'''

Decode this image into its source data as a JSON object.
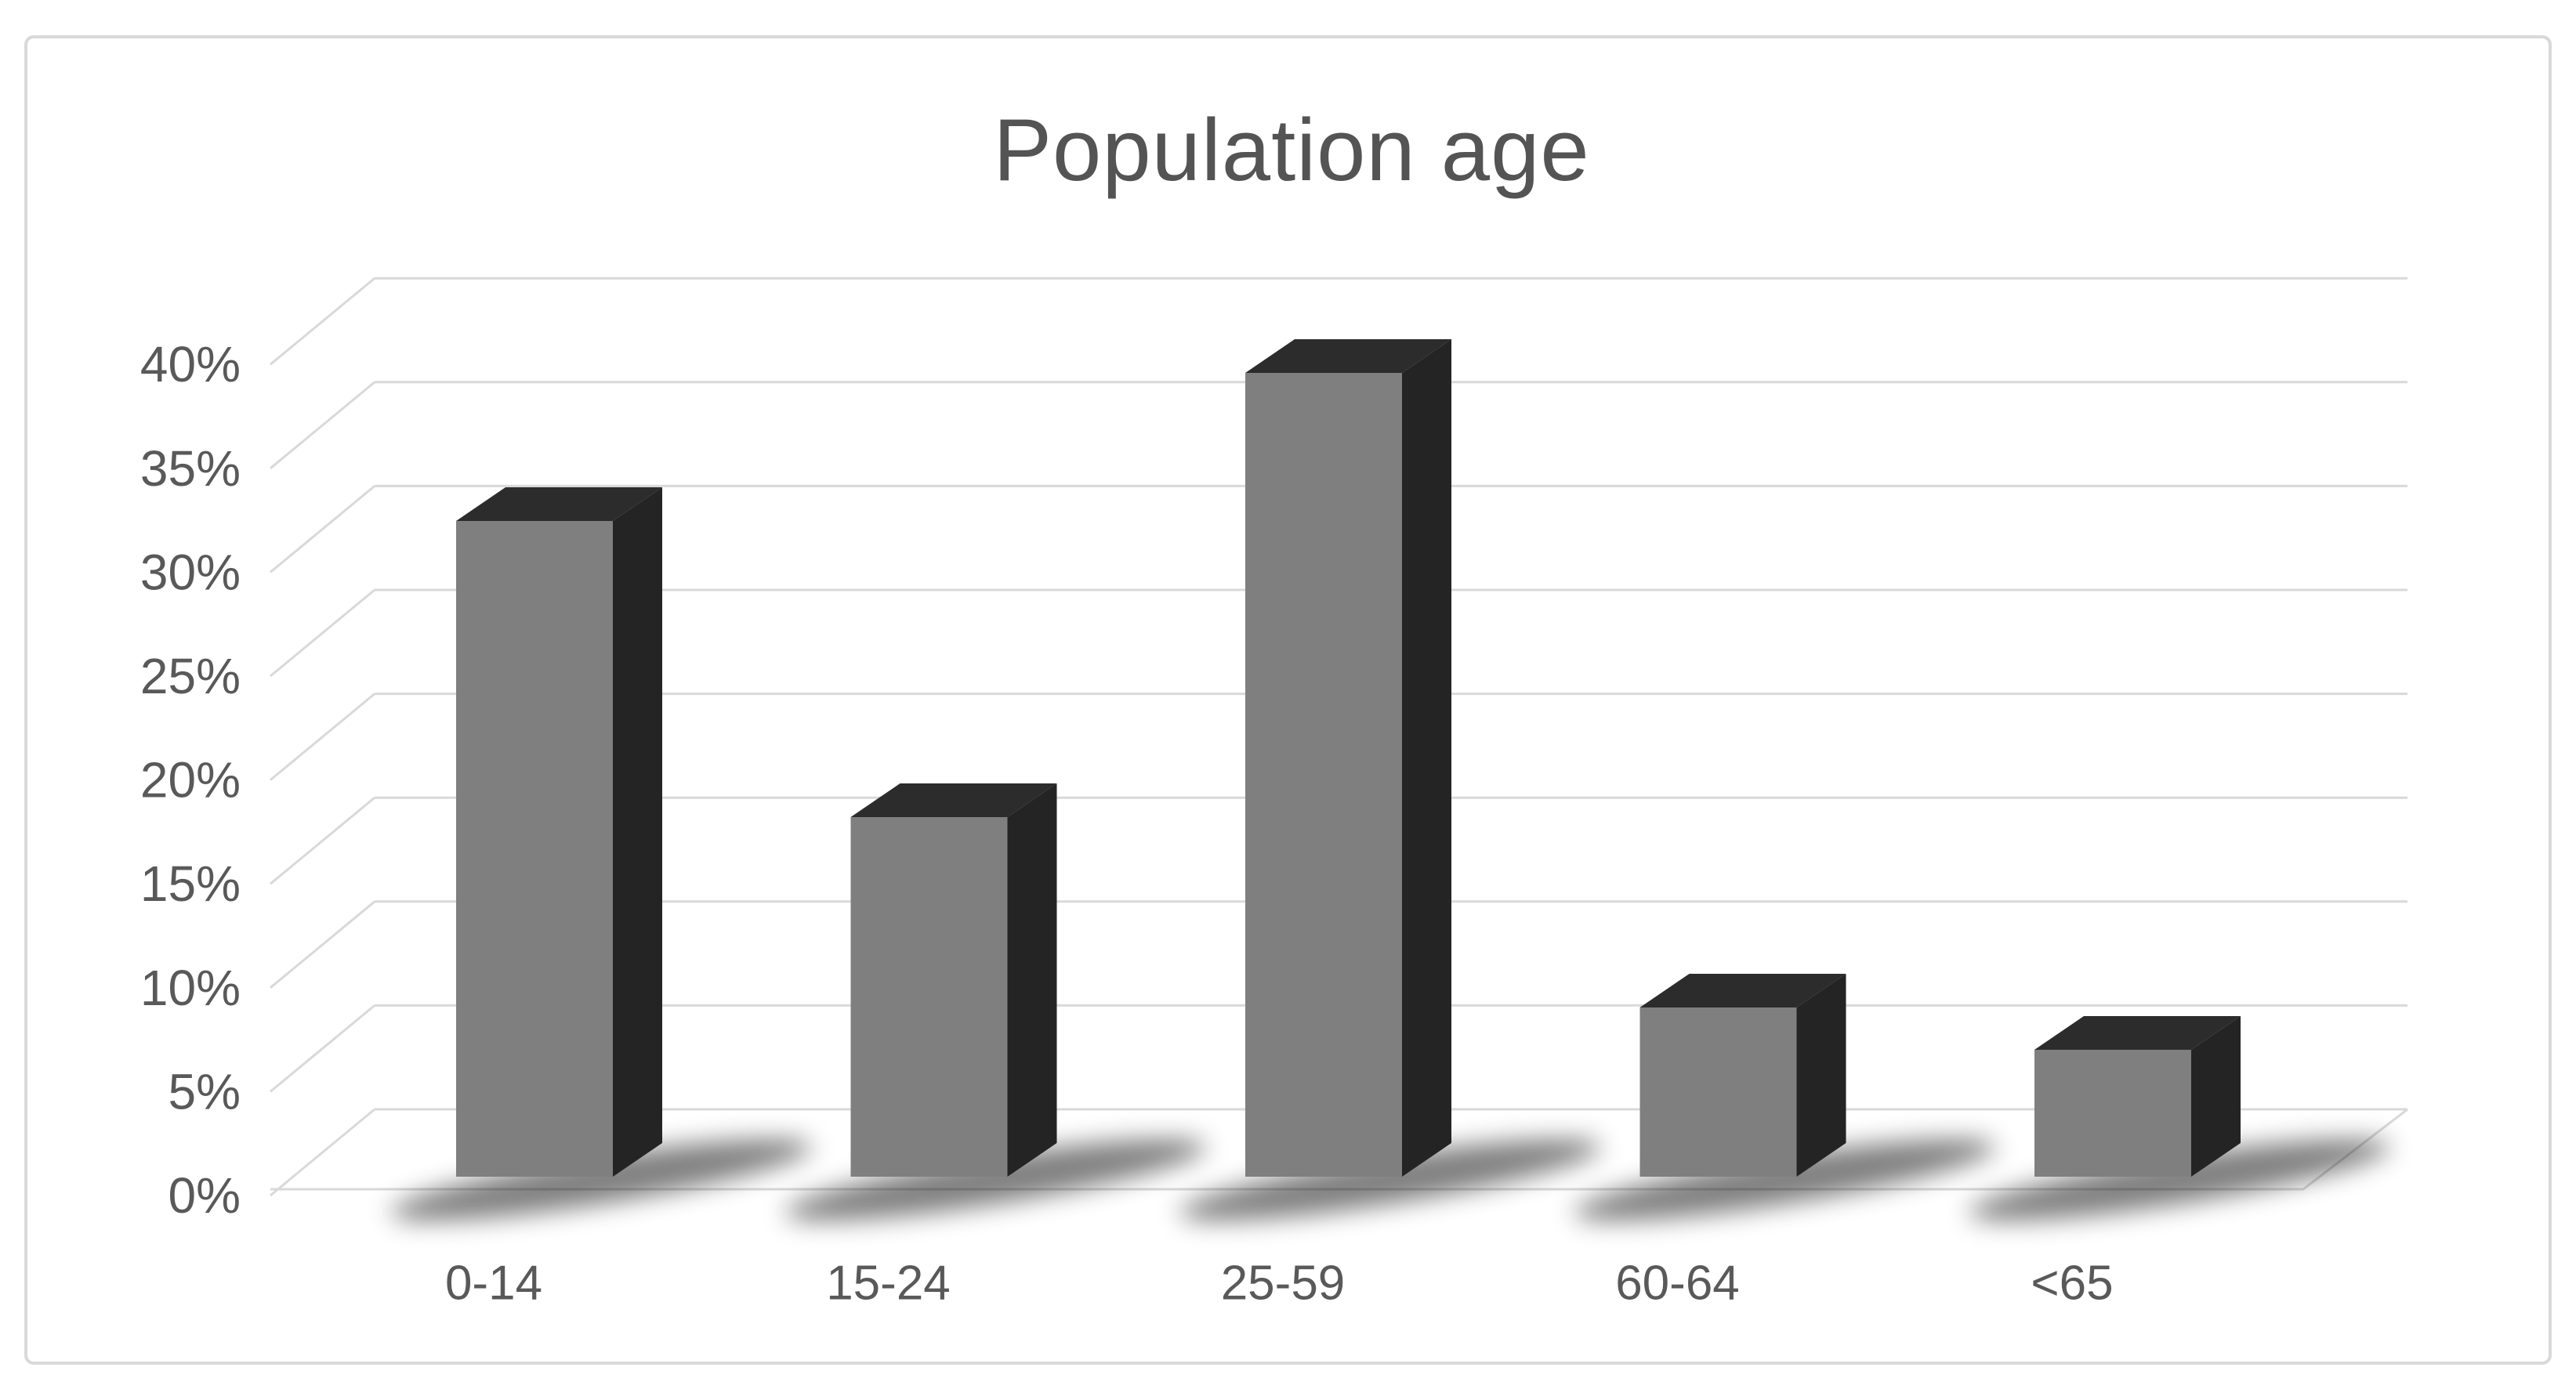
{
  "window": {
    "background": "#ffffff",
    "card_border_color": "#d9d9d9"
  },
  "chart_data": {
    "type": "bar",
    "style": "3d-column",
    "title": "Population age",
    "categories": [
      "0-14",
      "15-24",
      "25-59",
      "60-64",
      "<65"
    ],
    "values": [
      31,
      17,
      38,
      8,
      6
    ],
    "unit": "%",
    "xlabel": "",
    "ylabel": "",
    "ylim": [
      0,
      40
    ],
    "ytick_step": 5,
    "ytick_labels": [
      "0%",
      "5%",
      "10%",
      "15%",
      "20%",
      "25%",
      "30%",
      "35%",
      "40%"
    ],
    "grid": true,
    "legend": false,
    "colors": {
      "bar_front": "#7f7f7f",
      "bar_top": "#2c2c2c",
      "bar_side": "#242424",
      "gridline": "#d9d9d9",
      "axis_text": "#595959",
      "title_text": "#545454",
      "shadow": "#000000",
      "background": "#ffffff"
    }
  }
}
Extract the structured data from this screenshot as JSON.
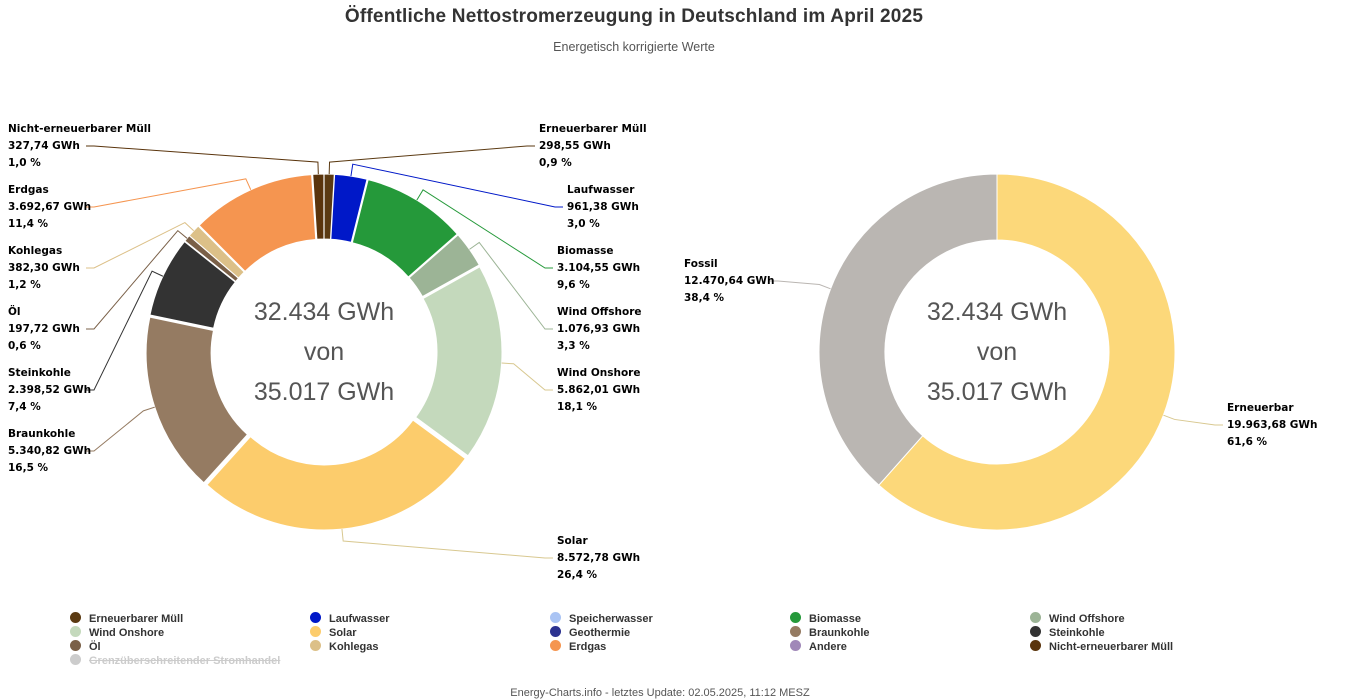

'''

→ Exercise description
Any pictures should be dropped; transcribe the rest of the records above exactly.

→ Finished exercise
Decode this image into its source data as a JSON object.
{
  "window": {
    "background": "#ffffff",
    "card_border_color": "#d9d9d9"
  },
  "chart_data": {
    "type": "bar",
    "style": "3d-column",
    "title": "Population age",
    "categories": [
      "0-14",
      "15-24",
      "25-59",
      "60-64",
      "<65"
    ],
    "values": [
      31,
      17,
      38,
      8,
      6
    ],
    "unit": "%",
    "xlabel": "",
    "ylabel": "",
    "ylim": [
      0,
      40
    ],
    "ytick_step": 5,
    "ytick_labels": [
      "0%",
      "5%",
      "10%",
      "15%",
      "20%",
      "25%",
      "30%",
      "35%",
      "40%"
    ],
    "grid": true,
    "legend": false,
    "colors": {
      "bar_front": "#7f7f7f",
      "bar_top": "#2c2c2c",
      "bar_side": "#242424",
      "gridline": "#d9d9d9",
      "axis_text": "#595959",
      "title_text": "#545454",
      "shadow": "#000000",
      "background": "#ffffff"
    }
  }
}
Extract the structured data from this screenshot as JSON.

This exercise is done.